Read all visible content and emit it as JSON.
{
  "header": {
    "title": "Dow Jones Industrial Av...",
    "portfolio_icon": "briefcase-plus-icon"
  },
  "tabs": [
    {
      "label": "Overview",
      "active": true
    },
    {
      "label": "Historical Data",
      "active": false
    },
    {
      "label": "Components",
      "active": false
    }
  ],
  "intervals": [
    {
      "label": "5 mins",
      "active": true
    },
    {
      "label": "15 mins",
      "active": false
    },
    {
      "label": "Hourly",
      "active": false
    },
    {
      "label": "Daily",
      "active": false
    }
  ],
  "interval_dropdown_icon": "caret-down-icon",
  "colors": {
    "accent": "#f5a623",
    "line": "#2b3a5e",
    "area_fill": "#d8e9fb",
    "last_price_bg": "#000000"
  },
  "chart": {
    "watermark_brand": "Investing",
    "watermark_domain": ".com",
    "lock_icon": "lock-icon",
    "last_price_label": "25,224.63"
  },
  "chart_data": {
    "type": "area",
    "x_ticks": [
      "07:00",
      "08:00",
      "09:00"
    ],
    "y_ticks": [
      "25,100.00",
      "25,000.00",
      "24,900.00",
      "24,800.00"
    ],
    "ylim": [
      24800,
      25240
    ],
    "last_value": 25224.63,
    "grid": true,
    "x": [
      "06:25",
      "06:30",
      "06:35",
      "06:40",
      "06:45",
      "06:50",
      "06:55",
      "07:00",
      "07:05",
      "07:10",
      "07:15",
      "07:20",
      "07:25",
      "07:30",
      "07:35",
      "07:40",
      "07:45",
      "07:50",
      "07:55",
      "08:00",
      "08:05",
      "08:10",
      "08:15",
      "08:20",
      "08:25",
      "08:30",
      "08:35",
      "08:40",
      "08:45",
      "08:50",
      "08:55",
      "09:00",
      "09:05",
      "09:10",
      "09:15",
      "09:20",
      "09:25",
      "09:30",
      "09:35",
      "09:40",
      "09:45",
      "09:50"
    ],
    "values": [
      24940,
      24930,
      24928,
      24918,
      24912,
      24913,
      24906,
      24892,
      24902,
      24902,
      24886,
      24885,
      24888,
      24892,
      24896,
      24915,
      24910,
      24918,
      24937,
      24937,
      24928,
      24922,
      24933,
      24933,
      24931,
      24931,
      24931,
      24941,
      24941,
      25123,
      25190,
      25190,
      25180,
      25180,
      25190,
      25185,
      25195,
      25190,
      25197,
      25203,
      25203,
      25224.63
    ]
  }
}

▶ **Aim of the task**
Please restate the whole listing word for word.

▶ **Expected answer**
Read all visible content and emit it as JSON.
{
  "header": {
    "title": "Dow Jones Industrial Av...",
    "portfolio_icon": "briefcase-plus-icon"
  },
  "tabs": [
    {
      "label": "Overview",
      "active": true
    },
    {
      "label": "Historical Data",
      "active": false
    },
    {
      "label": "Components",
      "active": false
    }
  ],
  "intervals": [
    {
      "label": "5 mins",
      "active": true
    },
    {
      "label": "15 mins",
      "active": false
    },
    {
      "label": "Hourly",
      "active": false
    },
    {
      "label": "Daily",
      "active": false
    }
  ],
  "interval_dropdown_icon": "caret-down-icon",
  "colors": {
    "accent": "#f5a623",
    "line": "#2b3a5e",
    "area_fill": "#d8e9fb",
    "last_price_bg": "#000000"
  },
  "chart": {
    "watermark_brand": "Investing",
    "watermark_domain": ".com",
    "lock_icon": "lock-icon",
    "last_price_label": "25,224.63"
  },
  "chart_data": {
    "type": "area",
    "x_ticks": [
      "07:00",
      "08:00",
      "09:00"
    ],
    "y_ticks": [
      "25,100.00",
      "25,000.00",
      "24,900.00",
      "24,800.00"
    ],
    "ylim": [
      24800,
      25240
    ],
    "last_value": 25224.63,
    "grid": true,
    "x": [
      "06:25",
      "06:30",
      "06:35",
      "06:40",
      "06:45",
      "06:50",
      "06:55",
      "07:00",
      "07:05",
      "07:10",
      "07:15",
      "07:20",
      "07:25",
      "07:30",
      "07:35",
      "07:40",
      "07:45",
      "07:50",
      "07:55",
      "08:00",
      "08:05",
      "08:10",
      "08:15",
      "08:20",
      "08:25",
      "08:30",
      "08:35",
      "08:40",
      "08:45",
      "08:50",
      "08:55",
      "09:00",
      "09:05",
      "09:10",
      "09:15",
      "09:20",
      "09:25",
      "09:30",
      "09:35",
      "09:40",
      "09:45",
      "09:50"
    ],
    "values": [
      24940,
      24930,
      24928,
      24918,
      24912,
      24913,
      24906,
      24892,
      24902,
      24902,
      24886,
      24885,
      24888,
      24892,
      24896,
      24915,
      24910,
      24918,
      24937,
      24937,
      24928,
      24922,
      24933,
      24933,
      24931,
      24931,
      24931,
      24941,
      24941,
      25123,
      25190,
      25190,
      25180,
      25180,
      25190,
      25185,
      25195,
      25190,
      25197,
      25203,
      25203,
      25224.63
    ]
  }
}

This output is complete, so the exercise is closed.